*What the task requires*: Copy each line exactly. Drop every picture.

Stored records
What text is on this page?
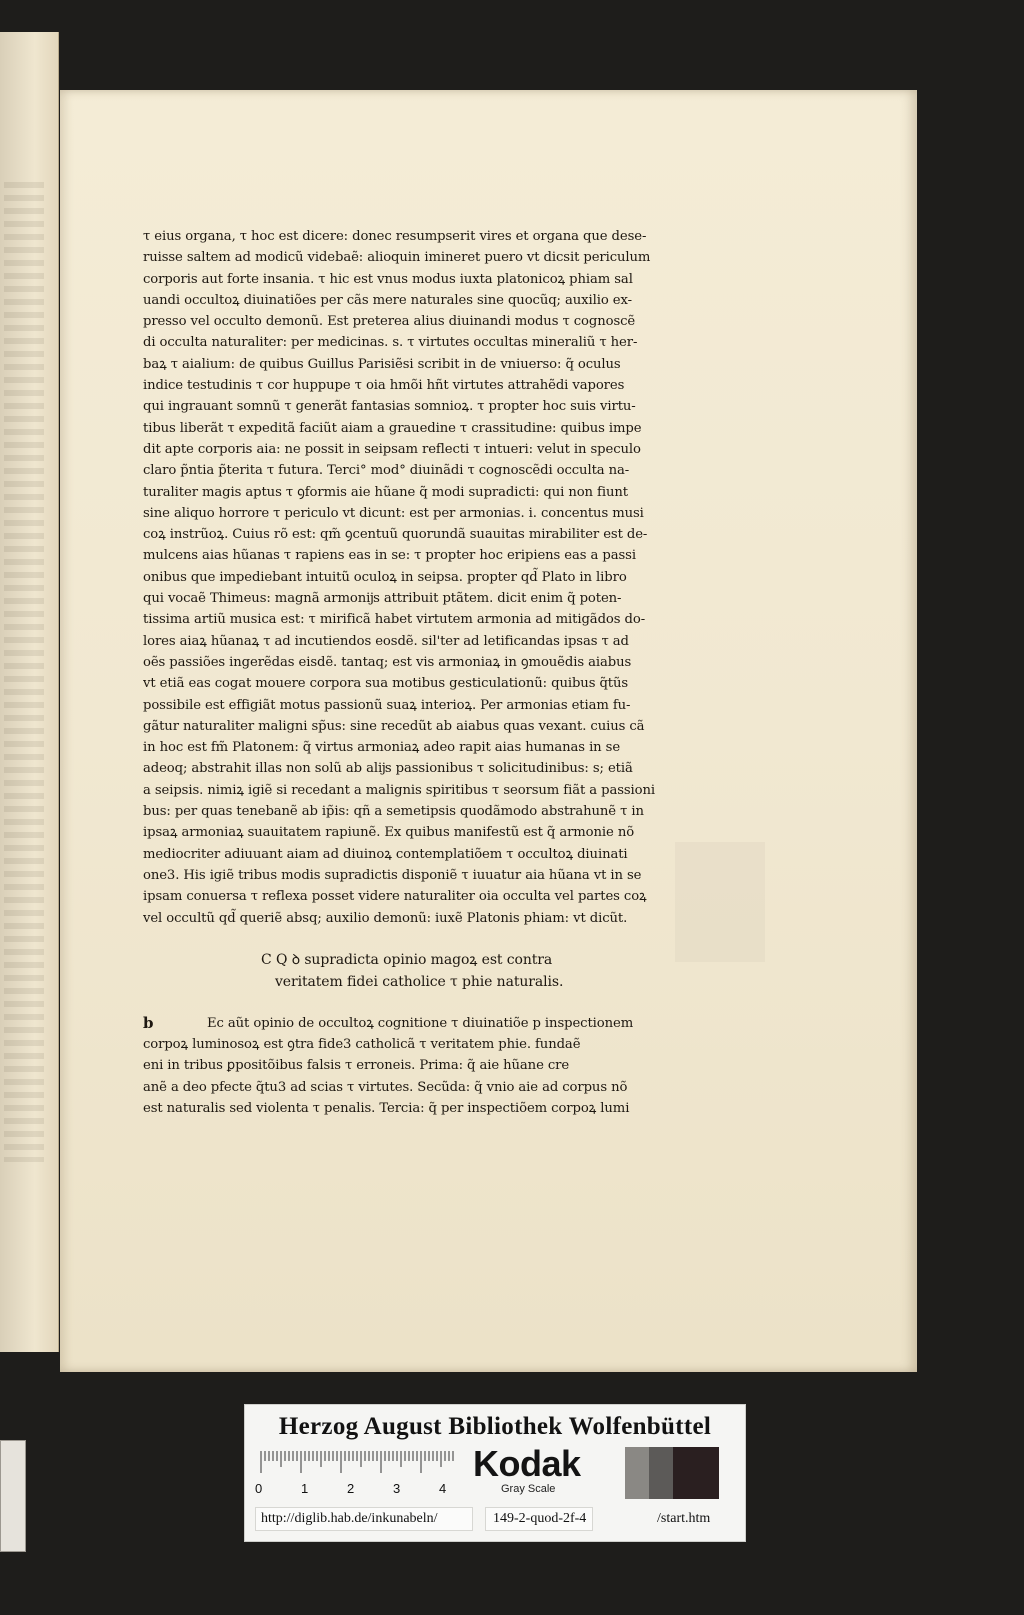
τ eius organa, τ hoc est dicere: donec resumpserit vires et organa que dese-
ruisse saltem ad modicũ videbaẽ: alioquin imineret puero vt dicsit periculum
corporis aut forte insania. τ hic est vnus modus iuxta platonicoꝝ phiam sal
uandi occultoꝝ diuinatiões per cãs mere naturales sine quocũq; auxilio ex-
presso vel occulto demonũ. Est preterea alius diuinandi modus τ cognoscẽ
di occulta naturaliter: per medicinas. s. τ virtutes occultas mineraliũ τ her-
baꝝ τ aialium: de quibus Guillus Parisiẽsi scribit in de vniuerso: q̃ oculus
indice testudinis τ cor huppupe τ oia hmõi hñt virtutes attrahẽdi vapores
qui ingrauant somnũ τ generãt fantasias somnioꝝ. τ propter hoc suis virtu-
tibus liberãt τ expeditã faciũt aiam a grauedine τ crassitudine: quibus impe
dit apte corporis aia: ne possit in seipsam reflecti τ intueri: velut in speculo
claro p̃ntia p̃terita τ futura. Terci° mod° diuinãdi τ cognoscẽdi occulta na-
turaliter magis aptus τ ꝯformis aie hũane q̃ modi supradicti: qui non fiunt
sine aliquo horrore τ periculo vt dicunt: est per armonias. i. concentus musi
coꝝ instrũoꝝ. Cuius rõ est: qm̃ ꝯcentuũ quorundã suauitas mirabiliter est de-
mulcens aias hũanas τ rapiens eas in se: τ propter hoc eripiens eas a passi
onibus que impediebant intuitũ oculoꝝ in seipsa. propter qd̃ Plato in libro
qui vocaẽ Thimeus: magnã armonĳs attribuit ptãtem. dicit enim q̃ poten-
tissima artiũ musica est: τ mirificã habet virtutem armonia ad mitigãdos do-
lores aiaꝝ hũanaꝝ τ ad incutiendos eosdẽ. sil'ter ad letificandas ipsas τ ad
oẽs passiões ingerẽdas eisdẽ. tantaq; est vis armoniaꝝ in ꝯmouẽdis aiabus
vt etiã eas cogat mouere corpora sua motibus gesticulationũ: quibus q̃tũs
possibile est effigiãt motus passionũ suaꝝ interioꝝ. Per armonias etiam fu-
gãtur naturaliter maligni sp̃us: sine recedũt ab aiabus quas vexant. cuius cã
in hoc est fm̃ Platonem: q̃ virtus armoniaꝝ adeo rapit aias humanas in se
adeoq; abstrahit illas non solũ ab alĳs passionibus τ solicitudinibus: s; etiã
a seipsis. nimiꝝ igiẽ si recedant a malignis spiritibus τ seorsum fiãt a passioni
bus: per quas tenebanẽ ab ip̃is: qñ a semetipsis quodãmodo abstrahunẽ τ in
ipsaꝝ armoniaꝝ suauitatem rapiunẽ. Ex quibus manifestũ est q̃ armonie nõ
mediocriter adiuuant aiam ad diuinoꝝ contemplatiõem τ occultoꝝ diuinati
one3. His igiẽ tribus modis supradictis disponiẽ τ iuuatur aia hũana vt in se
ipsam conuersa τ reflexa posset videre naturaliter oia occulta vel partes coꝝ
vel occultũ qd̃ queriẽ absq; auxilio demonũ: iuxẽ Platonis phiam: vt dicũt.
C Q ꝺ supradicta opinio magoꝝ est contra
veritatem fidei catholice τ phie naturalis.
b	Ec aũt opinio de occultoꝝ cognitione τ diuinatiõe p inspectionem
corpoꝝ luminosoꝝ est ꝯtra fide3 catholicã τ veritatem phie. fundaẽ
eni in tribus ꝑpositõibus falsis τ erroneis. Prima: q̃ aie hũane cre
anẽ a deo pfecte q̃tu3 ad scias τ virtutes. Secũda: q̃ vnio aie ad corpus nõ
est naturalis sed violenta τ penalis. Tercia: q̃ per inspectiõem corpoꝝ lumi
Herzog August Bibliothek Wolfenbüttel
0	1	2	3	4
Kodak
Gray Scale
http://diglib.hab.de/inkunabeln/	149-2-quod-2f-4	/start.htm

*Task answer*:
What text is on this page?
τ eius organa, τ hoc est dicere: donec resumpserit vires et organa que dese-
ruisse saltem ad modicũ videbaẽ: alioquin imineret puero vt dicsit periculum
corporis aut forte insania. τ hic est vnus modus iuxta platonicoꝝ phiam sal
uandi occultoꝝ diuinatiões per cãs mere naturales sine quocũq; auxilio ex-
presso vel occulto demonũ. Est preterea alius diuinandi modus τ cognoscẽ
di occulta naturaliter: per medicinas. s. τ virtutes occultas mineraliũ τ her-
baꝝ τ aialium: de quibus Guillus Parisiẽsi scribit in de vniuerso: q̃ oculus
indice testudinis τ cor huppupe τ oia hmõi hñt virtutes attrahẽdi vapores
qui ingrauant somnũ τ generãt fantasias somnioꝝ. τ propter hoc suis virtu-
tibus liberãt τ expeditã faciũt aiam a grauedine τ crassitudine: quibus impe
dit apte corporis aia: ne possit in seipsam reflecti τ intueri: velut in speculo
claro p̃ntia p̃terita τ futura. Terci° mod° diuinãdi τ cognoscẽdi occulta na-
turaliter magis aptus τ ꝯformis aie hũane q̃ modi supradicti: qui non fiunt
sine aliquo horrore τ periculo vt dicunt: est per armonias. i. concentus musi
coꝝ instrũoꝝ. Cuius rõ est: qm̃ ꝯcentuũ quorundã suauitas mirabiliter est de-
mulcens aias hũanas τ rapiens eas in se: τ propter hoc eripiens eas a passi
onibus que impediebant intuitũ oculoꝝ in seipsa. propter qd̃ Plato in libro
qui vocaẽ Thimeus: magnã armonĳs attribuit ptãtem. dicit enim q̃ poten-
tissima artiũ musica est: τ mirificã habet virtutem armonia ad mitigãdos do-
lores aiaꝝ hũanaꝝ τ ad incutiendos eosdẽ. sil'ter ad letificandas ipsas τ ad
oẽs passiões ingerẽdas eisdẽ. tantaq; est vis armoniaꝝ in ꝯmouẽdis aiabus
vt etiã eas cogat mouere corpora sua motibus gesticulationũ: quibus q̃tũs
possibile est effigiãt motus passionũ suaꝝ interioꝝ. Per armonias etiam fu-
gãtur naturaliter maligni sp̃us: sine recedũt ab aiabus quas vexant. cuius cã
in hoc est fm̃ Platonem: q̃ virtus armoniaꝝ adeo rapit aias humanas in se
adeoq; abstrahit illas non solũ ab alĳs passionibus τ solicitudinibus: s; etiã
a seipsis. nimiꝝ igiẽ si recedant a malignis spiritibus τ seorsum fiãt a passioni
bus: per quas tenebanẽ ab ip̃is: qñ a semetipsis quodãmodo abstrahunẽ τ in
ipsaꝝ armoniaꝝ suauitatem rapiunẽ. Ex quibus manifestũ est q̃ armonie nõ
mediocriter adiuuant aiam ad diuinoꝝ contemplatiõem τ occultoꝝ diuinati
one3. His igiẽ tribus modis supradictis disponiẽ τ iuuatur aia hũana vt in se
ipsam conuersa τ reflexa posset videre naturaliter oia occulta vel partes coꝝ
vel occultũ qd̃ queriẽ absq; auxilio demonũ: iuxẽ Platonis phiam: vt dicũt.
C Q ꝺ supradicta opinio magoꝝ est contra
veritatem fidei catholice τ phie naturalis.
b	Ec aũt opinio de occultoꝝ cognitione τ diuinatiõe p inspectionem
corpoꝝ luminosoꝝ est ꝯtra fide3 catholicã τ veritatem phie. fundaẽ
eni in tribus ꝑpositõibus falsis τ erroneis. Prima: q̃ aie hũane cre
anẽ a deo pfecte q̃tu3 ad scias τ virtutes. Secũda: q̃ vnio aie ad corpus nõ
est naturalis sed violenta τ penalis. Tercia: q̃ per inspectiõem corpoꝝ lumi
Herzog August Bibliothek Wolfenbüttel
0	1	2	3	4
Kodak
Gray Scale
http://diglib.hab.de/inkunabeln/	149-2-quod-2f-4	/start.htm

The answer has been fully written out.